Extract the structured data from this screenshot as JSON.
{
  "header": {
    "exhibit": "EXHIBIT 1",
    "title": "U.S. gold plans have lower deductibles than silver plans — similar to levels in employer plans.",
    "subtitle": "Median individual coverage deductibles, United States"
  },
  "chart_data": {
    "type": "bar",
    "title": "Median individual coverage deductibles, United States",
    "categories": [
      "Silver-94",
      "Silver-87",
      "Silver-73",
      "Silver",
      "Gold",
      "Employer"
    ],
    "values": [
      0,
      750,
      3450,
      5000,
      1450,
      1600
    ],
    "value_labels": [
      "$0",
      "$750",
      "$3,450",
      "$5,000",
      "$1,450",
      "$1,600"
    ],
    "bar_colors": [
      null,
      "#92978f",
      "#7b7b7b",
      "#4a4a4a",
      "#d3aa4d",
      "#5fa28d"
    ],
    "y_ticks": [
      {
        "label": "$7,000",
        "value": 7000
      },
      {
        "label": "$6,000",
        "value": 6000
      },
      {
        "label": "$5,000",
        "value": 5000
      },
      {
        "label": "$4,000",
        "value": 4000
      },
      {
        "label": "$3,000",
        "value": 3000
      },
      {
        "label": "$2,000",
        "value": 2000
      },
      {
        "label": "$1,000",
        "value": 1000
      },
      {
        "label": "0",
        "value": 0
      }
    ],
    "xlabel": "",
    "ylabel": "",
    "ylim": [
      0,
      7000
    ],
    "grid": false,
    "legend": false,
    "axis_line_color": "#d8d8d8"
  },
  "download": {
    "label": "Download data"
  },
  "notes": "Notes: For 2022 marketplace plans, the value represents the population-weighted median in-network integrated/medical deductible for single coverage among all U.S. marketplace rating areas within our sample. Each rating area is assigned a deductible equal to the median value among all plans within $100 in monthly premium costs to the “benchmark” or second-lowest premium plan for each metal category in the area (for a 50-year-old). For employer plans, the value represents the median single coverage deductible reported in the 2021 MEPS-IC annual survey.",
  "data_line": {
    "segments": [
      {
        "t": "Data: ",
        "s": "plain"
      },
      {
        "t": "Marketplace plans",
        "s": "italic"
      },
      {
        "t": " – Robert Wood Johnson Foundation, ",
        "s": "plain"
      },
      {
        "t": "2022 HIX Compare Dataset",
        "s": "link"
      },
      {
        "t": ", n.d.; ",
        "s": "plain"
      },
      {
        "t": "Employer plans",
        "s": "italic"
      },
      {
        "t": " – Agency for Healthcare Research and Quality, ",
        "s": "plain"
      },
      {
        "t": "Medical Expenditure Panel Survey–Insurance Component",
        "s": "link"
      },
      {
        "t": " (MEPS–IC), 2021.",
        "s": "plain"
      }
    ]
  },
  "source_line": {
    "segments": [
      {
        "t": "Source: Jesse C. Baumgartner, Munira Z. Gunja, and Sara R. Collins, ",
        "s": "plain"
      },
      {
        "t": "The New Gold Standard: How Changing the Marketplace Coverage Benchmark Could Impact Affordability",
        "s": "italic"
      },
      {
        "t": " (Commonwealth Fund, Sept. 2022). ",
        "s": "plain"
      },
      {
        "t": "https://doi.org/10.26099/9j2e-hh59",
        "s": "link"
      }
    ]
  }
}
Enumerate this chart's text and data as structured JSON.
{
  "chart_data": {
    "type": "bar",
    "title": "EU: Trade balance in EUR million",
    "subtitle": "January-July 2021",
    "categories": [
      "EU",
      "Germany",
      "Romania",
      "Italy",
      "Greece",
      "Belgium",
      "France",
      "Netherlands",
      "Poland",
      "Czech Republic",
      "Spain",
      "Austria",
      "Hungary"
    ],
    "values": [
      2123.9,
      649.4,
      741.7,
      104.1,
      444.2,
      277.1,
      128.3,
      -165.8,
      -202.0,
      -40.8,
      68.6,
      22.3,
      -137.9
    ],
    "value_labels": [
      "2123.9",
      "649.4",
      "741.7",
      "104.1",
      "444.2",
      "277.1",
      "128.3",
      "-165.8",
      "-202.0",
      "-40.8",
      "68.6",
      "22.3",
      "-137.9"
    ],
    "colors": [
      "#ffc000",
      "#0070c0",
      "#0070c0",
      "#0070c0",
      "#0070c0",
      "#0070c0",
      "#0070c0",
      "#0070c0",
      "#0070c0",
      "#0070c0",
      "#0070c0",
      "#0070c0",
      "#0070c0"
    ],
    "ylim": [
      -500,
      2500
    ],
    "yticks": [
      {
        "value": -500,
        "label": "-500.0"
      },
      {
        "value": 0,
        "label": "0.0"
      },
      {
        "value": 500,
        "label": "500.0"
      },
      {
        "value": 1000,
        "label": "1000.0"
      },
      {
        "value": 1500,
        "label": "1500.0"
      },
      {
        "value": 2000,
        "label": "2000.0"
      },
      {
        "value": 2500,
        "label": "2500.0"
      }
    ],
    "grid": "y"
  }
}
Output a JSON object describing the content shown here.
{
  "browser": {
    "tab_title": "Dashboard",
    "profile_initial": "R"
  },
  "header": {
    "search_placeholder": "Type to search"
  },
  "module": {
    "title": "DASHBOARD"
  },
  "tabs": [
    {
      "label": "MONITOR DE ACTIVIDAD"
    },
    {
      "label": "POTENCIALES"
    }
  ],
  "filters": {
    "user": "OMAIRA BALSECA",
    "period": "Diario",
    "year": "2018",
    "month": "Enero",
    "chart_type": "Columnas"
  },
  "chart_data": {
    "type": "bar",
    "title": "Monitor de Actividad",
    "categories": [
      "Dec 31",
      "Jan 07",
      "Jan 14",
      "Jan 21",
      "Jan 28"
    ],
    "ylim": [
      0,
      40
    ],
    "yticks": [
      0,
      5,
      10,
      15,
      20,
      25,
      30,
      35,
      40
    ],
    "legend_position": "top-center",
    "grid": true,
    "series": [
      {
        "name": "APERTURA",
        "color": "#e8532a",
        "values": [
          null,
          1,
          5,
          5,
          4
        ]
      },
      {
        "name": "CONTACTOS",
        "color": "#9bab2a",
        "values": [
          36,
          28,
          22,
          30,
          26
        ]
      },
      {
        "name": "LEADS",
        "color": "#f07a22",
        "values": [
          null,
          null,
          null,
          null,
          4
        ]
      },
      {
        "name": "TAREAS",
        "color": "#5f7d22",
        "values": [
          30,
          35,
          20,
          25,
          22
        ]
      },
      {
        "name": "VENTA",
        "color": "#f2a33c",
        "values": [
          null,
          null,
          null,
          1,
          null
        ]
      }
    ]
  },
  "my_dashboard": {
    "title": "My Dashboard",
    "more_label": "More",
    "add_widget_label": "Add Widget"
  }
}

------------

Each entry above is to be quoted exactly.

▸ **Task answer**
Extract the structured data from this screenshot as JSON.
{
  "header": {
    "exhibit": "EXHIBIT 1",
    "title": "U.S. gold plans have lower deductibles than silver plans — similar to levels in employer plans.",
    "subtitle": "Median individual coverage deductibles, United States"
  },
  "chart_data": {
    "type": "bar",
    "title": "Median individual coverage deductibles, United States",
    "categories": [
      "Silver-94",
      "Silver-87",
      "Silver-73",
      "Silver",
      "Gold",
      "Employer"
    ],
    "values": [
      0,
      750,
      3450,
      5000,
      1450,
      1600
    ],
    "value_labels": [
      "$0",
      "$750",
      "$3,450",
      "$5,000",
      "$1,450",
      "$1,600"
    ],
    "bar_colors": [
      null,
      "#92978f",
      "#7b7b7b",
      "#4a4a4a",
      "#d3aa4d",
      "#5fa28d"
    ],
    "y_ticks": [
      {
        "label": "$7,000",
        "value": 7000
      },
      {
        "label": "$6,000",
        "value": 6000
      },
      {
        "label": "$5,000",
        "value": 5000
      },
      {
        "label": "$4,000",
        "value": 4000
      },
      {
        "label": "$3,000",
        "value": 3000
      },
      {
        "label": "$2,000",
        "value": 2000
      },
      {
        "label": "$1,000",
        "value": 1000
      },
      {
        "label": "0",
        "value": 0
      }
    ],
    "xlabel": "",
    "ylabel": "",
    "ylim": [
      0,
      7000
    ],
    "grid": false,
    "legend": false,
    "axis_line_color": "#d8d8d8"
  },
  "download": {
    "label": "Download data"
  },
  "notes": "Notes: For 2022 marketplace plans, the value represents the population-weighted median in-network integrated/medical deductible for single coverage among all U.S. marketplace rating areas within our sample. Each rating area is assigned a deductible equal to the median value among all plans within $100 in monthly premium costs to the “benchmark” or second-lowest premium plan for each metal category in the area (for a 50-year-old). For employer plans, the value represents the median single coverage deductible reported in the 2021 MEPS-IC annual survey.",
  "data_line": {
    "segments": [
      {
        "t": "Data: ",
        "s": "plain"
      },
      {
        "t": "Marketplace plans",
        "s": "italic"
      },
      {
        "t": " – Robert Wood Johnson Foundation, ",
        "s": "plain"
      },
      {
        "t": "2022 HIX Compare Dataset",
        "s": "link"
      },
      {
        "t": ", n.d.; ",
        "s": "plain"
      },
      {
        "t": "Employer plans",
        "s": "italic"
      },
      {
        "t": " – Agency for Healthcare Research and Quality, ",
        "s": "plain"
      },
      {
        "t": "Medical Expenditure Panel Survey–Insurance Component",
        "s": "link"
      },
      {
        "t": " (MEPS–IC), 2021.",
        "s": "plain"
      }
    ]
  },
  "source_line": {
    "segments": [
      {
        "t": "Source: Jesse C. Baumgartner, Munira Z. Gunja, and Sara R. Collins, ",
        "s": "plain"
      },
      {
        "t": "The New Gold Standard: How Changing the Marketplace Coverage Benchmark Could Impact Affordability",
        "s": "italic"
      },
      {
        "t": " (Commonwealth Fund, Sept. 2022). ",
        "s": "plain"
      },
      {
        "t": "https://doi.org/10.26099/9j2e-hh59",
        "s": "link"
      }
    ]
  }
}
Enumerate this chart's text and data as structured JSON.
{
  "chart_data": {
    "type": "bar",
    "title": "EU: Trade balance in EUR million",
    "subtitle": "January-July 2021",
    "categories": [
      "EU",
      "Germany",
      "Romania",
      "Italy",
      "Greece",
      "Belgium",
      "France",
      "Netherlands",
      "Poland",
      "Czech Republic",
      "Spain",
      "Austria",
      "Hungary"
    ],
    "values": [
      2123.9,
      649.4,
      741.7,
      104.1,
      444.2,
      277.1,
      128.3,
      -165.8,
      -202.0,
      -40.8,
      68.6,
      22.3,
      -137.9
    ],
    "value_labels": [
      "2123.9",
      "649.4",
      "741.7",
      "104.1",
      "444.2",
      "277.1",
      "128.3",
      "-165.8",
      "-202.0",
      "-40.8",
      "68.6",
      "22.3",
      "-137.9"
    ],
    "colors": [
      "#ffc000",
      "#0070c0",
      "#0070c0",
      "#0070c0",
      "#0070c0",
      "#0070c0",
      "#0070c0",
      "#0070c0",
      "#0070c0",
      "#0070c0",
      "#0070c0",
      "#0070c0",
      "#0070c0"
    ],
    "ylim": [
      -500,
      2500
    ],
    "yticks": [
      {
        "value": -500,
        "label": "-500.0"
      },
      {
        "value": 0,
        "label": "0.0"
      },
      {
        "value": 500,
        "label": "500.0"
      },
      {
        "value": 1000,
        "label": "1000.0"
      },
      {
        "value": 1500,
        "label": "1500.0"
      },
      {
        "value": 2000,
        "label": "2000.0"
      },
      {
        "value": 2500,
        "label": "2500.0"
      }
    ],
    "grid": "y"
  }
}
Output a JSON object describing the content shown here.
{
  "browser": {
    "tab_title": "Dashboard",
    "profile_initial": "R"
  },
  "header": {
    "search_placeholder": "Type to search"
  },
  "module": {
    "title": "DASHBOARD"
  },
  "tabs": [
    {
      "label": "MONITOR DE ACTIVIDAD"
    },
    {
      "label": "POTENCIALES"
    }
  ],
  "filters": {
    "user": "OMAIRA BALSECA",
    "period": "Diario",
    "year": "2018",
    "month": "Enero",
    "chart_type": "Columnas"
  },
  "chart_data": {
    "type": "bar",
    "title": "Monitor de Actividad",
    "categories": [
      "Dec 31",
      "Jan 07",
      "Jan 14",
      "Jan 21",
      "Jan 28"
    ],
    "ylim": [
      0,
      40
    ],
    "yticks": [
      0,
      5,
      10,
      15,
      20,
      25,
      30,
      35,
      40
    ],
    "legend_position": "top-center",
    "grid": true,
    "series": [
      {
        "name": "APERTURA",
        "color": "#e8532a",
        "values": [
          null,
          1,
          5,
          5,
          4
        ]
      },
      {
        "name": "CONTACTOS",
        "color": "#9bab2a",
        "values": [
          36,
          28,
          22,
          30,
          26
        ]
      },
      {
        "name": "LEADS",
        "color": "#f07a22",
        "values": [
          null,
          null,
          null,
          null,
          4
        ]
      },
      {
        "name": "TAREAS",
        "color": "#5f7d22",
        "values": [
          30,
          35,
          20,
          25,
          22
        ]
      },
      {
        "name": "VENTA",
        "color": "#f2a33c",
        "values": [
          null,
          null,
          null,
          1,
          null
        ]
      }
    ]
  },
  "my_dashboard": {
    "title": "My Dashboard",
    "more_label": "More",
    "add_widget_label": "Add Widget"
  }
}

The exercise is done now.